DIRECTIVE
State how many lines in the records hold the word "JSON", giving the number and no other text.

╭─ EXCERPTED DATA

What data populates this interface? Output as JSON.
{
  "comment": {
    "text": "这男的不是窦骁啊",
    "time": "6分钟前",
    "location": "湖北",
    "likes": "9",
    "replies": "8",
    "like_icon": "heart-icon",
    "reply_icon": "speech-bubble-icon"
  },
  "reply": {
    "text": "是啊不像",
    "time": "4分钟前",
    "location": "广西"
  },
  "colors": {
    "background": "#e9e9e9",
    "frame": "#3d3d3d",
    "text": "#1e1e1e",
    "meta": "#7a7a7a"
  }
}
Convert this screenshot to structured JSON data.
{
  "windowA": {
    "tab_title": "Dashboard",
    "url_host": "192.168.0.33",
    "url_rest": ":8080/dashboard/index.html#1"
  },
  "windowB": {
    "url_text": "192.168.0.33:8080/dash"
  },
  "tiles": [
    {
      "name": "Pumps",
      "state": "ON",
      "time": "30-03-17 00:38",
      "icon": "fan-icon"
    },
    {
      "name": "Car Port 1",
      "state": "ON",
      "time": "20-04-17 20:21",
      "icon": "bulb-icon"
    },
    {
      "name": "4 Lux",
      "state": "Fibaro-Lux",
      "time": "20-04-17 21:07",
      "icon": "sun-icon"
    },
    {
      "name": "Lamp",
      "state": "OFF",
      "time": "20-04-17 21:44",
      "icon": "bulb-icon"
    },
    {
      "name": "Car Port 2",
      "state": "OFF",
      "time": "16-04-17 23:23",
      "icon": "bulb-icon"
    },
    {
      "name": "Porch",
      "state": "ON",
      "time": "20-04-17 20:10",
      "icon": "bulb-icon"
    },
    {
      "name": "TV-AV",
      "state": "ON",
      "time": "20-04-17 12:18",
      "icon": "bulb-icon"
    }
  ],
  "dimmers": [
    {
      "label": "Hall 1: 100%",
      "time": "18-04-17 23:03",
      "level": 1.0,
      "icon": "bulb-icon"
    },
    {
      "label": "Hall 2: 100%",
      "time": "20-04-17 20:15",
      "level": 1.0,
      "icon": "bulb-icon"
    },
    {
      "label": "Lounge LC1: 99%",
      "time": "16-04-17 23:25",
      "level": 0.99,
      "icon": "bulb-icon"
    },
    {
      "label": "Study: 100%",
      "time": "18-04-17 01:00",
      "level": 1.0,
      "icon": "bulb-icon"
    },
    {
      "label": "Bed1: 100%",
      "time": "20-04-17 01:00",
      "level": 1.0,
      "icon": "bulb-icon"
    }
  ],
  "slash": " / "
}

╰─

SOLUTION TO THIS TASK
2